- **Stated task**
Exactly reproduce the lines that follow.

- **Provided material**

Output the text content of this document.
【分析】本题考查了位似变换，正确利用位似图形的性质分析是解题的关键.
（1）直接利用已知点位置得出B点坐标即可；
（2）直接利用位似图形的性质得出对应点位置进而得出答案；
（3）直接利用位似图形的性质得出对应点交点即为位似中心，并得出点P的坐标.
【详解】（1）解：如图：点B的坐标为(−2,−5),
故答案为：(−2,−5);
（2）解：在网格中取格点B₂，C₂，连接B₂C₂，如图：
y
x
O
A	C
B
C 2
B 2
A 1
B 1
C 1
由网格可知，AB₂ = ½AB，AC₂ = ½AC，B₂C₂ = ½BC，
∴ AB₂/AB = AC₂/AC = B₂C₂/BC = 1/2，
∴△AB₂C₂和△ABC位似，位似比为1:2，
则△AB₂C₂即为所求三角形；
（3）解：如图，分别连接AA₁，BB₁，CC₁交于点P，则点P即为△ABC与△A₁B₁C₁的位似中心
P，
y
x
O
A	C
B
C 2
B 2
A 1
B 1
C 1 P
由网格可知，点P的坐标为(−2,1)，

- **Full solution**
Output the text content of this document.
【分析】本题考查了位似变换，正确利用位似图形的性质分析是解题的关键.
（1）直接利用已知点位置得出B点坐标即可；
（2）直接利用位似图形的性质得出对应点位置进而得出答案；
（3）直接利用位似图形的性质得出对应点交点即为位似中心，并得出点P的坐标.
【详解】（1）解：如图：点B的坐标为(−2,−5),
故答案为：(−2,−5);
（2）解：在网格中取格点B₂，C₂，连接B₂C₂，如图：
y
x
O
A	C
B
C 2
B 2
A 1
B 1
C 1
由网格可知，AB₂ = ½AB，AC₂ = ½AC，B₂C₂ = ½BC，
∴ AB₂/AB = AC₂/AC = B₂C₂/BC = 1/2，
∴△AB₂C₂和△ABC位似，位似比为1:2，
则△AB₂C₂即为所求三角形；
（3）解：如图，分别连接AA₁，BB₁，CC₁交于点P，则点P即为△ABC与△A₁B₁C₁的位似中心
P，
y
x
O
A	C
B
C 2
B 2
A 1
B 1
C 1 P
由网格可知，点P的坐标为(−2,1)，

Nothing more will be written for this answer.